Structured figure records

□ □ □ □ □

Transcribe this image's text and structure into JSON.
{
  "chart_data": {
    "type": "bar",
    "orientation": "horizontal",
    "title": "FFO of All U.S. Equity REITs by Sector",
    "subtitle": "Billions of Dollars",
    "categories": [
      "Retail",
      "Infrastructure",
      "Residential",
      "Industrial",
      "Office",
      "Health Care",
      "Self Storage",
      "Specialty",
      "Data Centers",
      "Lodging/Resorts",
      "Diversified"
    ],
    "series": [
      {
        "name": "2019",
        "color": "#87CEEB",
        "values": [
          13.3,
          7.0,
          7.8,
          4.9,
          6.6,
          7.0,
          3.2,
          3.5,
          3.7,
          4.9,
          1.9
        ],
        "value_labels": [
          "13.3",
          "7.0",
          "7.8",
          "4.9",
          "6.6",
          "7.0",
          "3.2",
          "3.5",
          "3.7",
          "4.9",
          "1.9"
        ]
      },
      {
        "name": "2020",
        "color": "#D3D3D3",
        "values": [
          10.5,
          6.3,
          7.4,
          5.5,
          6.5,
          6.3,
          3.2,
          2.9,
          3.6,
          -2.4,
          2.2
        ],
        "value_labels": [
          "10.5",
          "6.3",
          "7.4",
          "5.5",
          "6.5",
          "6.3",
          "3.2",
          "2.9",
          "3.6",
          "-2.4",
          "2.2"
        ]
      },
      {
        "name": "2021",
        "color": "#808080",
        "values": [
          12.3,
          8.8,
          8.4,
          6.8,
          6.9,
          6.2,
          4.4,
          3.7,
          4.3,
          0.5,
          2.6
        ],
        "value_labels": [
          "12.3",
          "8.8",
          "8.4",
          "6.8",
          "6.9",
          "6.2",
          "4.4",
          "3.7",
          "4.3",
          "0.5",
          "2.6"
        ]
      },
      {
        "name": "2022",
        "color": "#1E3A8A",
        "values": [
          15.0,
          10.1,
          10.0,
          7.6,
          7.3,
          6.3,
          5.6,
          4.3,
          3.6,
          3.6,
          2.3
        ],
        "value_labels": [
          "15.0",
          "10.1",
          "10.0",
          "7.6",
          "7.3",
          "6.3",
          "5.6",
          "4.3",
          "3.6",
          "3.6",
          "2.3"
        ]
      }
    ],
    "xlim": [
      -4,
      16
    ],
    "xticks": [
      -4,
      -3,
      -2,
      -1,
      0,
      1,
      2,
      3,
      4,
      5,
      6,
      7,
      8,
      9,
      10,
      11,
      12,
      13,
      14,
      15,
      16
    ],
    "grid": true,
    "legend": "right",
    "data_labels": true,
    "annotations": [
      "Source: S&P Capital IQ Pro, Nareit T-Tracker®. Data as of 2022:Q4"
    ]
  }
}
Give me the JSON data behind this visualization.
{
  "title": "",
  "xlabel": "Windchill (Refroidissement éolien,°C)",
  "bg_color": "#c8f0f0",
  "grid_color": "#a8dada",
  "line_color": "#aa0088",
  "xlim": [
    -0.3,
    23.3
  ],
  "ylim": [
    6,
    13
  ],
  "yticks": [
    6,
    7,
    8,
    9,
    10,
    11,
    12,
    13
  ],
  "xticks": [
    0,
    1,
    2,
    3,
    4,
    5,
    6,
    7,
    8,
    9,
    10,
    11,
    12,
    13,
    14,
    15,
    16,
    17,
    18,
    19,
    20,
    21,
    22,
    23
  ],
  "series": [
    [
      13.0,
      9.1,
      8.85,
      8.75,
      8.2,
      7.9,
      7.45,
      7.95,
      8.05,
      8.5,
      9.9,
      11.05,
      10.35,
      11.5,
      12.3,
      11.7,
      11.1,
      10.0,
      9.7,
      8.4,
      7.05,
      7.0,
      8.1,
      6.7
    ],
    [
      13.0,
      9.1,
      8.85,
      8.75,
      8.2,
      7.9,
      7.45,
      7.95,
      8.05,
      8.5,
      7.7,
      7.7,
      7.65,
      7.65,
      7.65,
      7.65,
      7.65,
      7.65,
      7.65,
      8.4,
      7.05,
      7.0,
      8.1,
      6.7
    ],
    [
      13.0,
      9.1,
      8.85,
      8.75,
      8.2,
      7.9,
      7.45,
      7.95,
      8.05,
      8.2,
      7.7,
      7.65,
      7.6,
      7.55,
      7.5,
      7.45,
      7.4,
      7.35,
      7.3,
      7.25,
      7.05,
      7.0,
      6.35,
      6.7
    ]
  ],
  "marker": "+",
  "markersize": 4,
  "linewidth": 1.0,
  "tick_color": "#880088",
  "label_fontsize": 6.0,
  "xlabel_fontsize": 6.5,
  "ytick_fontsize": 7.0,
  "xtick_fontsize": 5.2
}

□ □ □ □ □

GOAL
Repeat the material in full, exactly as it stands.

FINAL RESULT
Transcribe this image's text and structure into JSON.
{
  "chart_data": {
    "type": "bar",
    "orientation": "horizontal",
    "title": "FFO of All U.S. Equity REITs by Sector",
    "subtitle": "Billions of Dollars",
    "categories": [
      "Retail",
      "Infrastructure",
      "Residential",
      "Industrial",
      "Office",
      "Health Care",
      "Self Storage",
      "Specialty",
      "Data Centers",
      "Lodging/Resorts",
      "Diversified"
    ],
    "series": [
      {
        "name": "2019",
        "color": "#87CEEB",
        "values": [
          13.3,
          7.0,
          7.8,
          4.9,
          6.6,
          7.0,
          3.2,
          3.5,
          3.7,
          4.9,
          1.9
        ],
        "value_labels": [
          "13.3",
          "7.0",
          "7.8",
          "4.9",
          "6.6",
          "7.0",
          "3.2",
          "3.5",
          "3.7",
          "4.9",
          "1.9"
        ]
      },
      {
        "name": "2020",
        "color": "#D3D3D3",
        "values": [
          10.5,
          6.3,
          7.4,
          5.5,
          6.5,
          6.3,
          3.2,
          2.9,
          3.6,
          -2.4,
          2.2
        ],
        "value_labels": [
          "10.5",
          "6.3",
          "7.4",
          "5.5",
          "6.5",
          "6.3",
          "3.2",
          "2.9",
          "3.6",
          "-2.4",
          "2.2"
        ]
      },
      {
        "name": "2021",
        "color": "#808080",
        "values": [
          12.3,
          8.8,
          8.4,
          6.8,
          6.9,
          6.2,
          4.4,
          3.7,
          4.3,
          0.5,
          2.6
        ],
        "value_labels": [
          "12.3",
          "8.8",
          "8.4",
          "6.8",
          "6.9",
          "6.2",
          "4.4",
          "3.7",
          "4.3",
          "0.5",
          "2.6"
        ]
      },
      {
        "name": "2022",
        "color": "#1E3A8A",
        "values": [
          15.0,
          10.1,
          10.0,
          7.6,
          7.3,
          6.3,
          5.6,
          4.3,
          3.6,
          3.6,
          2.3
        ],
        "value_labels": [
          "15.0",
          "10.1",
          "10.0",
          "7.6",
          "7.3",
          "6.3",
          "5.6",
          "4.3",
          "3.6",
          "3.6",
          "2.3"
        ]
      }
    ],
    "xlim": [
      -4,
      16
    ],
    "xticks": [
      -4,
      -3,
      -2,
      -1,
      0,
      1,
      2,
      3,
      4,
      5,
      6,
      7,
      8,
      9,
      10,
      11,
      12,
      13,
      14,
      15,
      16
    ],
    "grid": true,
    "legend": "right",
    "data_labels": true,
    "annotations": [
      "Source: S&P Capital IQ Pro, Nareit T-Tracker®. Data as of 2022:Q4"
    ]
  }
}
Give me the JSON data behind this visualization.
{
  "title": "",
  "xlabel": "Windchill (Refroidissement éolien,°C)",
  "bg_color": "#c8f0f0",
  "grid_color": "#a8dada",
  "line_color": "#aa0088",
  "xlim": [
    -0.3,
    23.3
  ],
  "ylim": [
    6,
    13
  ],
  "yticks": [
    6,
    7,
    8,
    9,
    10,
    11,
    12,
    13
  ],
  "xticks": [
    0,
    1,
    2,
    3,
    4,
    5,
    6,
    7,
    8,
    9,
    10,
    11,
    12,
    13,
    14,
    15,
    16,
    17,
    18,
    19,
    20,
    21,
    22,
    23
  ],
  "series": [
    [
      13.0,
      9.1,
      8.85,
      8.75,
      8.2,
      7.9,
      7.45,
      7.95,
      8.05,
      8.5,
      9.9,
      11.05,
      10.35,
      11.5,
      12.3,
      11.7,
      11.1,
      10.0,
      9.7,
      8.4,
      7.05,
      7.0,
      8.1,
      6.7
    ],
    [
      13.0,
      9.1,
      8.85,
      8.75,
      8.2,
      7.9,
      7.45,
      7.95,
      8.05,
      8.5,
      7.7,
      7.7,
      7.65,
      7.65,
      7.65,
      7.65,
      7.65,
      7.65,
      7.65,
      8.4,
      7.05,
      7.0,
      8.1,
      6.7
    ],
    [
      13.0,
      9.1,
      8.85,
      8.75,
      8.2,
      7.9,
      7.45,
      7.95,
      8.05,
      8.2,
      7.7,
      7.65,
      7.6,
      7.55,
      7.5,
      7.45,
      7.4,
      7.35,
      7.3,
      7.25,
      7.05,
      7.0,
      6.35,
      6.7
    ]
  ],
  "marker": "+",
  "markersize": 4,
  "linewidth": 1.0,
  "tick_color": "#880088",
  "label_fontsize": 6.0,
  "xlabel_fontsize": 6.5,
  "ytick_fontsize": 7.0,
  "xtick_fontsize": 5.2
}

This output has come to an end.